START
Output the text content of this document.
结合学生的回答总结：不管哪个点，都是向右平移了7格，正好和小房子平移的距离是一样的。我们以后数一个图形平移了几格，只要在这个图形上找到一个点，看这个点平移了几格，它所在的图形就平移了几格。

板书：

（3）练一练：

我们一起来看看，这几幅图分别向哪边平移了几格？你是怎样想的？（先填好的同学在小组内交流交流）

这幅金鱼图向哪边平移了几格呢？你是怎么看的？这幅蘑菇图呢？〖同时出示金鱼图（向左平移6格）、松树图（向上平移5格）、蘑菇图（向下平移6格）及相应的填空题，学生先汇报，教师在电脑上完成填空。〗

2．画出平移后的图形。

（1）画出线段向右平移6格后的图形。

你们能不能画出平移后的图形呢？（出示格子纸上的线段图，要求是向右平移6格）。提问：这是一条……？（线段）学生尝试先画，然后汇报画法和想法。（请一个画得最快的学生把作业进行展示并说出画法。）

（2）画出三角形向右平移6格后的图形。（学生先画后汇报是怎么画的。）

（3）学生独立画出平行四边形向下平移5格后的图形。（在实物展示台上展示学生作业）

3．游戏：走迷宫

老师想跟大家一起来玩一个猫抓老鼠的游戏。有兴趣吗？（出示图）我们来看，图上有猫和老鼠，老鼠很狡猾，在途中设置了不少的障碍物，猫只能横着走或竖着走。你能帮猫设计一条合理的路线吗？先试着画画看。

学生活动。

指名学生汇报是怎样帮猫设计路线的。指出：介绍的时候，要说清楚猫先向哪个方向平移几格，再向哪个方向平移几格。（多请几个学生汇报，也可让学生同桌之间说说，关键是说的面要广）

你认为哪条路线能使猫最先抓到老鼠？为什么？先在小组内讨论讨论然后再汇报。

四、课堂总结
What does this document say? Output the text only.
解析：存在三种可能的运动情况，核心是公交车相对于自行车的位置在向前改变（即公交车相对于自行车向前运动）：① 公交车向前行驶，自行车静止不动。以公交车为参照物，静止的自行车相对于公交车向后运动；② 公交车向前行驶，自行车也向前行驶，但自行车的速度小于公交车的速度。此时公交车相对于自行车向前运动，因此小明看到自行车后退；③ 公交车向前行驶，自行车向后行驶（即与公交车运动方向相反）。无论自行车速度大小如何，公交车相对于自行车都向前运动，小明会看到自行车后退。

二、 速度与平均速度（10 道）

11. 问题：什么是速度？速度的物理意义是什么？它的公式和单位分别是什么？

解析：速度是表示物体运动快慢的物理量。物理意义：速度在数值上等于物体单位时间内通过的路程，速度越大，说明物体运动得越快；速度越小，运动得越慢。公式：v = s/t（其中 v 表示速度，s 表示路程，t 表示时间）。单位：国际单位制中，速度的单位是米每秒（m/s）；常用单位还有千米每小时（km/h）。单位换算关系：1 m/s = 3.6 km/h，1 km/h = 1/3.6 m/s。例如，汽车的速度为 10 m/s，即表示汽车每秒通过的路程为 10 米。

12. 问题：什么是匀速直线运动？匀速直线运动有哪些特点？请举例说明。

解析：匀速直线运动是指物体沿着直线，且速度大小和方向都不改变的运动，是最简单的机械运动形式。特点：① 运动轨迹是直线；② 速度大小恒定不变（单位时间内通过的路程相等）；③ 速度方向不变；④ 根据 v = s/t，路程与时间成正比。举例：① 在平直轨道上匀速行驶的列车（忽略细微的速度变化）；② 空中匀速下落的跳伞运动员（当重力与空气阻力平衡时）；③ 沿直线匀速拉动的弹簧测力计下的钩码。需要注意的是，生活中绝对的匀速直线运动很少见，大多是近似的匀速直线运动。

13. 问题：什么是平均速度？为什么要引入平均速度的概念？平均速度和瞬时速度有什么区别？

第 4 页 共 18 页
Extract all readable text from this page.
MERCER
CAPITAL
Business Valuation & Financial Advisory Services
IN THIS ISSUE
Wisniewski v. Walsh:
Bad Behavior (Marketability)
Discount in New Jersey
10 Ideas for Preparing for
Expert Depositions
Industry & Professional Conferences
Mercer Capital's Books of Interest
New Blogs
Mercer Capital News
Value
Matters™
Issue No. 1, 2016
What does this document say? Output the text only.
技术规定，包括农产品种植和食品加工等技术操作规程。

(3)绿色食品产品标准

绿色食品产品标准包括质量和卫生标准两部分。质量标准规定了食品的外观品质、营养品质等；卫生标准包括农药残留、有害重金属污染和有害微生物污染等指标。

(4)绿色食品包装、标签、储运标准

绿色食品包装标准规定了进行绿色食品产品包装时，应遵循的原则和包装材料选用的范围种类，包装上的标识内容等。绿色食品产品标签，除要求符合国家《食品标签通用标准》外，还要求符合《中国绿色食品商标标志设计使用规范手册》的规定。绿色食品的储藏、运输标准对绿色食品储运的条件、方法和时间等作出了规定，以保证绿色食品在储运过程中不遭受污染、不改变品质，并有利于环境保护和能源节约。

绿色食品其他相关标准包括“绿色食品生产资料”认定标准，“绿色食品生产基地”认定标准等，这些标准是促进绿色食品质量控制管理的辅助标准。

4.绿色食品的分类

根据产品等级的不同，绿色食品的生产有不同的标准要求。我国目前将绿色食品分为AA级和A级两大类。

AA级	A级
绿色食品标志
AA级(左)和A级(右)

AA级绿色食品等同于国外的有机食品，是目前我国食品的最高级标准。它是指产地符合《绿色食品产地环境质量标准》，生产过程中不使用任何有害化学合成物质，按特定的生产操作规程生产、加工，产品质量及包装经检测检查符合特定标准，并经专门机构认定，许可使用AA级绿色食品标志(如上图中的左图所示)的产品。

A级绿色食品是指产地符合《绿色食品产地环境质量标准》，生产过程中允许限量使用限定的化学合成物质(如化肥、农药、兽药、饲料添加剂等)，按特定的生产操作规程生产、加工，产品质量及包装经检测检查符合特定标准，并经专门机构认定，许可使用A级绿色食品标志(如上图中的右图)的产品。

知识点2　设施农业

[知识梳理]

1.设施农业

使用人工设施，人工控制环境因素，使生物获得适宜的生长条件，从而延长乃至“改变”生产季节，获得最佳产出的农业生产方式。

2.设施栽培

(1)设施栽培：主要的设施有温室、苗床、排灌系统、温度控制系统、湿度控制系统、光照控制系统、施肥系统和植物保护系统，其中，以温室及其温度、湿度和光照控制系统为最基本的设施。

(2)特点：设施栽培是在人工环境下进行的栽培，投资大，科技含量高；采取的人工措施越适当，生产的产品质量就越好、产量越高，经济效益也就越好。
END
• WORK INSTRUCTIONS: Please set down all the data word for word.

• SOLUTION FOR THIS TASK:
Output the text content of this document.
结合学生的回答总结：不管哪个点，都是向右平移了7格，正好和小房子平移的距离是一样的。我们以后数一个图形平移了几格，只要在这个图形上找到一个点，看这个点平移了几格，它所在的图形就平移了几格。

板书：

（3）练一练：

我们一起来看看，这几幅图分别向哪边平移了几格？你是怎样想的？（先填好的同学在小组内交流交流）

这幅金鱼图向哪边平移了几格呢？你是怎么看的？这幅蘑菇图呢？〖同时出示金鱼图（向左平移6格）、松树图（向上平移5格）、蘑菇图（向下平移6格）及相应的填空题，学生先汇报，教师在电脑上完成填空。〗

2．画出平移后的图形。

（1）画出线段向右平移6格后的图形。

你们能不能画出平移后的图形呢？（出示格子纸上的线段图，要求是向右平移6格）。提问：这是一条……？（线段）学生尝试先画，然后汇报画法和想法。（请一个画得最快的学生把作业进行展示并说出画法。）

（2）画出三角形向右平移6格后的图形。（学生先画后汇报是怎么画的。）

（3）学生独立画出平行四边形向下平移5格后的图形。（在实物展示台上展示学生作业）

3．游戏：走迷宫

老师想跟大家一起来玩一个猫抓老鼠的游戏。有兴趣吗？（出示图）我们来看，图上有猫和老鼠，老鼠很狡猾，在途中设置了不少的障碍物，猫只能横着走或竖着走。你能帮猫设计一条合理的路线吗？先试着画画看。

学生活动。

指名学生汇报是怎样帮猫设计路线的。指出：介绍的时候，要说清楚猫先向哪个方向平移几格，再向哪个方向平移几格。（多请几个学生汇报，也可让学生同桌之间说说，关键是说的面要广）

你认为哪条路线能使猫最先抓到老鼠？为什么？先在小组内讨论讨论然后再汇报。

四、课堂总结
What does this document say? Output the text only.
解析：存在三种可能的运动情况，核心是公交车相对于自行车的位置在向前改变（即公交车相对于自行车向前运动）：① 公交车向前行驶，自行车静止不动。以公交车为参照物，静止的自行车相对于公交车向后运动；② 公交车向前行驶，自行车也向前行驶，但自行车的速度小于公交车的速度。此时公交车相对于自行车向前运动，因此小明看到自行车后退；③ 公交车向前行驶，自行车向后行驶（即与公交车运动方向相反）。无论自行车速度大小如何，公交车相对于自行车都向前运动，小明会看到自行车后退。

二、 速度与平均速度（10 道）

11. 问题：什么是速度？速度的物理意义是什么？它的公式和单位分别是什么？

解析：速度是表示物体运动快慢的物理量。物理意义：速度在数值上等于物体单位时间内通过的路程，速度越大，说明物体运动得越快；速度越小，运动得越慢。公式：v = s/t（其中 v 表示速度，s 表示路程，t 表示时间）。单位：国际单位制中，速度的单位是米每秒（m/s）；常用单位还有千米每小时（km/h）。单位换算关系：1 m/s = 3.6 km/h，1 km/h = 1/3.6 m/s。例如，汽车的速度为 10 m/s，即表示汽车每秒通过的路程为 10 米。

12. 问题：什么是匀速直线运动？匀速直线运动有哪些特点？请举例说明。

解析：匀速直线运动是指物体沿着直线，且速度大小和方向都不改变的运动，是最简单的机械运动形式。特点：① 运动轨迹是直线；② 速度大小恒定不变（单位时间内通过的路程相等）；③ 速度方向不变；④ 根据 v = s/t，路程与时间成正比。举例：① 在平直轨道上匀速行驶的列车（忽略细微的速度变化）；② 空中匀速下落的跳伞运动员（当重力与空气阻力平衡时）；③ 沿直线匀速拉动的弹簧测力计下的钩码。需要注意的是，生活中绝对的匀速直线运动很少见，大多是近似的匀速直线运动。

13. 问题：什么是平均速度？为什么要引入平均速度的概念？平均速度和瞬时速度有什么区别？

第 4 页 共 18 页
Extract all readable text from this page.
MERCER
CAPITAL
Business Valuation & Financial Advisory Services
IN THIS ISSUE
Wisniewski v. Walsh:
Bad Behavior (Marketability)
Discount in New Jersey
10 Ideas for Preparing for
Expert Depositions
Industry & Professional Conferences
Mercer Capital's Books of Interest
New Blogs
Mercer Capital News
Value
Matters™
Issue No. 1, 2016
What does this document say? Output the text only.
技术规定，包括农产品种植和食品加工等技术操作规程。

(3)绿色食品产品标准

绿色食品产品标准包括质量和卫生标准两部分。质量标准规定了食品的外观品质、营养品质等；卫生标准包括农药残留、有害重金属污染和有害微生物污染等指标。

(4)绿色食品包装、标签、储运标准

绿色食品包装标准规定了进行绿色食品产品包装时，应遵循的原则和包装材料选用的范围种类，包装上的标识内容等。绿色食品产品标签，除要求符合国家《食品标签通用标准》外，还要求符合《中国绿色食品商标标志设计使用规范手册》的规定。绿色食品的储藏、运输标准对绿色食品储运的条件、方法和时间等作出了规定，以保证绿色食品在储运过程中不遭受污染、不改变品质，并有利于环境保护和能源节约。

绿色食品其他相关标准包括“绿色食品生产资料”认定标准，“绿色食品生产基地”认定标准等，这些标准是促进绿色食品质量控制管理的辅助标准。

4.绿色食品的分类

根据产品等级的不同，绿色食品的生产有不同的标准要求。我国目前将绿色食品分为AA级和A级两大类。

AA级	A级
绿色食品标志
AA级(左)和A级(右)

AA级绿色食品等同于国外的有机食品，是目前我国食品的最高级标准。它是指产地符合《绿色食品产地环境质量标准》，生产过程中不使用任何有害化学合成物质，按特定的生产操作规程生产、加工，产品质量及包装经检测检查符合特定标准，并经专门机构认定，许可使用AA级绿色食品标志(如上图中的左图所示)的产品。

A级绿色食品是指产地符合《绿色食品产地环境质量标准》，生产过程中允许限量使用限定的化学合成物质(如化肥、农药、兽药、饲料添加剂等)，按特定的生产操作规程生产、加工，产品质量及包装经检测检查符合特定标准，并经专门机构认定，许可使用A级绿色食品标志(如上图中的右图)的产品。

知识点2　设施农业

[知识梳理]

1.设施农业

使用人工设施，人工控制环境因素，使生物获得适宜的生长条件，从而延长乃至“改变”生产季节，获得最佳产出的农业生产方式。

2.设施栽培

(1)设施栽培：主要的设施有温室、苗床、排灌系统、温度控制系统、湿度控制系统、光照控制系统、施肥系统和植物保护系统，其中，以温室及其温度、湿度和光照控制系统为最基本的设施。

(2)特点：设施栽培是在人工环境下进行的栽培，投资大，科技含量高；采取的人工措施越适当，生产的产品质量就越好、产量越高，经济效益也就越好。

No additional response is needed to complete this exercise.